Aim | Print all the records exactly, please.

-- BEGIN Material provided --

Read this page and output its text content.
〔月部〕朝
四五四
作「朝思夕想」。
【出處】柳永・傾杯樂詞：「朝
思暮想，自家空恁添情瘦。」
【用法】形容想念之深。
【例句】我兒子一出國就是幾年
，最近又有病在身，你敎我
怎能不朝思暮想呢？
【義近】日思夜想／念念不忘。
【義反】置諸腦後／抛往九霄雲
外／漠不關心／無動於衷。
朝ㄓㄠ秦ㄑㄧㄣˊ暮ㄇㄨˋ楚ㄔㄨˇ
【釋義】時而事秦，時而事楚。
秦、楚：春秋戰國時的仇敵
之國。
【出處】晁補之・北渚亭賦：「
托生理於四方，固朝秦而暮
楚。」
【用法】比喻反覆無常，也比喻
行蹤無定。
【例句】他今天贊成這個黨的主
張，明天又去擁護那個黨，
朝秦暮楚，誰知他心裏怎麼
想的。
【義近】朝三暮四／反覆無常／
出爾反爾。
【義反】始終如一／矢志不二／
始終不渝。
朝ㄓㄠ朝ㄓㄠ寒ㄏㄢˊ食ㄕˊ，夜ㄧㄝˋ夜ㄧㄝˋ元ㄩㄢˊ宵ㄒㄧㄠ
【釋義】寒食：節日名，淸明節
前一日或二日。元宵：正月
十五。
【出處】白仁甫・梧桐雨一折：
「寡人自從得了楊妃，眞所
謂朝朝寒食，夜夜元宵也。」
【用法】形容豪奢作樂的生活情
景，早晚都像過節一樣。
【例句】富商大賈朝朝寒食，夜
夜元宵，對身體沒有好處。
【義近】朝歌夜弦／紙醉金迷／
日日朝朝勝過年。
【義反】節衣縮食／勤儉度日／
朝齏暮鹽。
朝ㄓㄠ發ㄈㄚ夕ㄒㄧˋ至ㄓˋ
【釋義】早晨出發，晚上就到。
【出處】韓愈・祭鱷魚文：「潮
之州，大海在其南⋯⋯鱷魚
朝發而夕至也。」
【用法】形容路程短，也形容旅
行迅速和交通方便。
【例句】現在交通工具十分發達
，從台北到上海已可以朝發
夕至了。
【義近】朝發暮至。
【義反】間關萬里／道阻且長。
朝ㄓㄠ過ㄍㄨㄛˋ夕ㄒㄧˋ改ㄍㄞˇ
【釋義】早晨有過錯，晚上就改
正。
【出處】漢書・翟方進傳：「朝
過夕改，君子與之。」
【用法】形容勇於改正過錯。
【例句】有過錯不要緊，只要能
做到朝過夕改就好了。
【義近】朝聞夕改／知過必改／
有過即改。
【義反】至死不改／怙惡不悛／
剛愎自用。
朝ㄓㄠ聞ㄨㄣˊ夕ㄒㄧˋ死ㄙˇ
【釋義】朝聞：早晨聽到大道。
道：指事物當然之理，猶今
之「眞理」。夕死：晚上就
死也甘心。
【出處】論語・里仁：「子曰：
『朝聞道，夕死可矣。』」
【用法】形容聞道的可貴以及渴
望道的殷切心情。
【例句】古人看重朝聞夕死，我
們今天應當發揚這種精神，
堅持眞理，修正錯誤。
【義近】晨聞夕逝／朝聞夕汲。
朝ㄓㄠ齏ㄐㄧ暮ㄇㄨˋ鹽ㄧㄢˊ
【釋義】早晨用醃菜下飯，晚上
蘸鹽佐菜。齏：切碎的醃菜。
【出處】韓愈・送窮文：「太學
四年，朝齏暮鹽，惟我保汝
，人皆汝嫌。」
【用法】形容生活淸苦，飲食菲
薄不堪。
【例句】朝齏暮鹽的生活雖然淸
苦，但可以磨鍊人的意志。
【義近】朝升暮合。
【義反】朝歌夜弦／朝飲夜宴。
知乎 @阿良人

-- END Material provided --

Answer to this task |
Read this page and output its text content.
〔月部〕朝
四五四
作「朝思夕想」。
【出處】柳永・傾杯樂詞：「朝
思暮想，自家空恁添情瘦。」
【用法】形容想念之深。
【例句】我兒子一出國就是幾年
，最近又有病在身，你敎我
怎能不朝思暮想呢？
【義近】日思夜想／念念不忘。
【義反】置諸腦後／抛往九霄雲
外／漠不關心／無動於衷。
朝ㄓㄠ秦ㄑㄧㄣˊ暮ㄇㄨˋ楚ㄔㄨˇ
【釋義】時而事秦，時而事楚。
秦、楚：春秋戰國時的仇敵
之國。
【出處】晁補之・北渚亭賦：「
托生理於四方，固朝秦而暮
楚。」
【用法】比喻反覆無常，也比喻
行蹤無定。
【例句】他今天贊成這個黨的主
張，明天又去擁護那個黨，
朝秦暮楚，誰知他心裏怎麼
想的。
【義近】朝三暮四／反覆無常／
出爾反爾。
【義反】始終如一／矢志不二／
始終不渝。
朝ㄓㄠ朝ㄓㄠ寒ㄏㄢˊ食ㄕˊ，夜ㄧㄝˋ夜ㄧㄝˋ元ㄩㄢˊ宵ㄒㄧㄠ
【釋義】寒食：節日名，淸明節
前一日或二日。元宵：正月
十五。
【出處】白仁甫・梧桐雨一折：
「寡人自從得了楊妃，眞所
謂朝朝寒食，夜夜元宵也。」
【用法】形容豪奢作樂的生活情
景，早晚都像過節一樣。
【例句】富商大賈朝朝寒食，夜
夜元宵，對身體沒有好處。
【義近】朝歌夜弦／紙醉金迷／
日日朝朝勝過年。
【義反】節衣縮食／勤儉度日／
朝齏暮鹽。
朝ㄓㄠ發ㄈㄚ夕ㄒㄧˋ至ㄓˋ
【釋義】早晨出發，晚上就到。
【出處】韓愈・祭鱷魚文：「潮
之州，大海在其南⋯⋯鱷魚
朝發而夕至也。」
【用法】形容路程短，也形容旅
行迅速和交通方便。
【例句】現在交通工具十分發達
，從台北到上海已可以朝發
夕至了。
【義近】朝發暮至。
【義反】間關萬里／道阻且長。
朝ㄓㄠ過ㄍㄨㄛˋ夕ㄒㄧˋ改ㄍㄞˇ
【釋義】早晨有過錯，晚上就改
正。
【出處】漢書・翟方進傳：「朝
過夕改，君子與之。」
【用法】形容勇於改正過錯。
【例句】有過錯不要緊，只要能
做到朝過夕改就好了。
【義近】朝聞夕改／知過必改／
有過即改。
【義反】至死不改／怙惡不悛／
剛愎自用。
朝ㄓㄠ聞ㄨㄣˊ夕ㄒㄧˋ死ㄙˇ
【釋義】朝聞：早晨聽到大道。
道：指事物當然之理，猶今
之「眞理」。夕死：晚上就
死也甘心。
【出處】論語・里仁：「子曰：
『朝聞道，夕死可矣。』」
【用法】形容聞道的可貴以及渴
望道的殷切心情。
【例句】古人看重朝聞夕死，我
們今天應當發揚這種精神，
堅持眞理，修正錯誤。
【義近】晨聞夕逝／朝聞夕汲。
朝ㄓㄠ齏ㄐㄧ暮ㄇㄨˋ鹽ㄧㄢˊ
【釋義】早晨用醃菜下飯，晚上
蘸鹽佐菜。齏：切碎的醃菜。
【出處】韓愈・送窮文：「太學
四年，朝齏暮鹽，惟我保汝
，人皆汝嫌。」
【用法】形容生活淸苦，飲食菲
薄不堪。
【例句】朝齏暮鹽的生活雖然淸
苦，但可以磨鍊人的意志。
【義近】朝升暮合。
【義反】朝歌夜弦／朝飲夜宴。
知乎 @阿良人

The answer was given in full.